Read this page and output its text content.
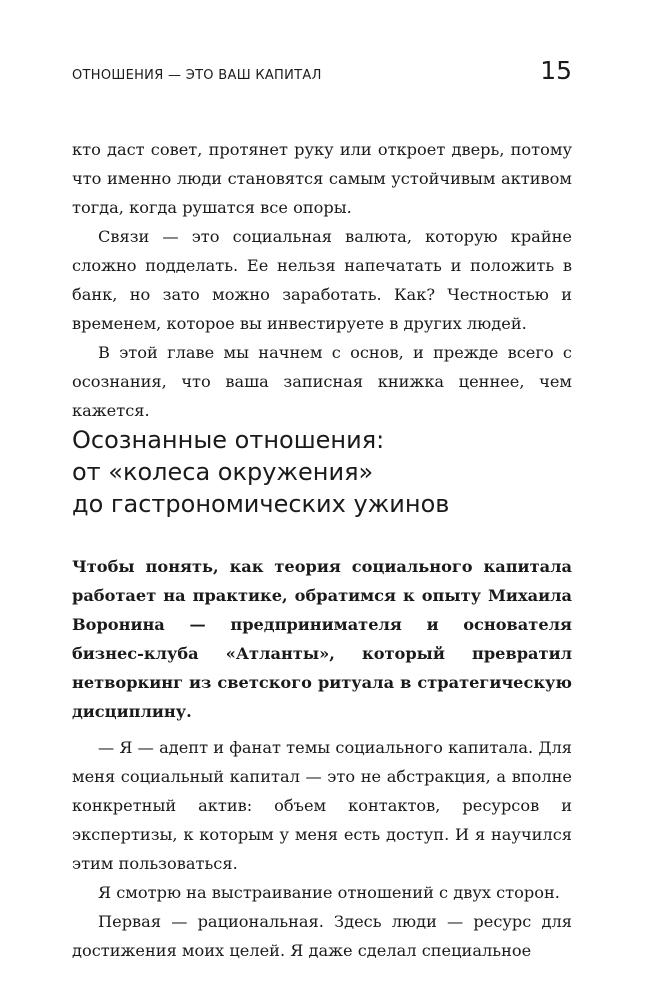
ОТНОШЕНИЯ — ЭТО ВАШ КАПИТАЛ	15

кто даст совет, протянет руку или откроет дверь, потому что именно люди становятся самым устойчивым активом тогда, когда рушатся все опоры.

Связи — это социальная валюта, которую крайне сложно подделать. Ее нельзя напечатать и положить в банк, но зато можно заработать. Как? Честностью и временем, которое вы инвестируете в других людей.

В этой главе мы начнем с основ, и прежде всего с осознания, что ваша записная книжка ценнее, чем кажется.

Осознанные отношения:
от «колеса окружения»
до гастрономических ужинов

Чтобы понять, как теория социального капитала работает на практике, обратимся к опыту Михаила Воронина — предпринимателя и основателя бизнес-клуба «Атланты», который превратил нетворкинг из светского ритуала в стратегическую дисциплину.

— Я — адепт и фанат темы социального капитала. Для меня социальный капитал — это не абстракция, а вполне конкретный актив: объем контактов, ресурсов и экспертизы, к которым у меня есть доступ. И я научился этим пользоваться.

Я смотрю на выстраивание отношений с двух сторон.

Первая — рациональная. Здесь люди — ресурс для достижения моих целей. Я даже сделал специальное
...
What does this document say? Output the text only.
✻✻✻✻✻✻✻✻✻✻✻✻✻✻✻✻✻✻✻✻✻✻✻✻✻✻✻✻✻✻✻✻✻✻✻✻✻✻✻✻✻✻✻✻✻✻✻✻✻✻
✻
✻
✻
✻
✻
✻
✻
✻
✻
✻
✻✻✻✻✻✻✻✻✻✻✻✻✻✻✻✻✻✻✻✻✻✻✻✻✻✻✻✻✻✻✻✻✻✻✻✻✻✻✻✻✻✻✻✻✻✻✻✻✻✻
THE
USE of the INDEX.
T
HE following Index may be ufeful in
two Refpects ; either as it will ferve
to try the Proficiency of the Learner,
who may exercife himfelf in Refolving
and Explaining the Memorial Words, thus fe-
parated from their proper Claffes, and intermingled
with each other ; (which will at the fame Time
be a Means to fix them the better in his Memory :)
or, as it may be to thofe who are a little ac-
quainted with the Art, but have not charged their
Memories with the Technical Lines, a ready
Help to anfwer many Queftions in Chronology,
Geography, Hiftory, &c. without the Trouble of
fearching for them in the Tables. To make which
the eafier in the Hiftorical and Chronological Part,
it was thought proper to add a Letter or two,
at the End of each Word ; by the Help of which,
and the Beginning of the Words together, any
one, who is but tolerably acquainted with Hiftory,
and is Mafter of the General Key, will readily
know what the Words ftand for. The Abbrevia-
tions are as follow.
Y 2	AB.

DO THIS: Copy every line of the listing where the word "Words" appears.

ANSWER TO THIS TASK:
and Explaining the Memorial Words, thus fe-
and the Beginning of the Words together, any
know what the Words ftand for. The Abbrevia-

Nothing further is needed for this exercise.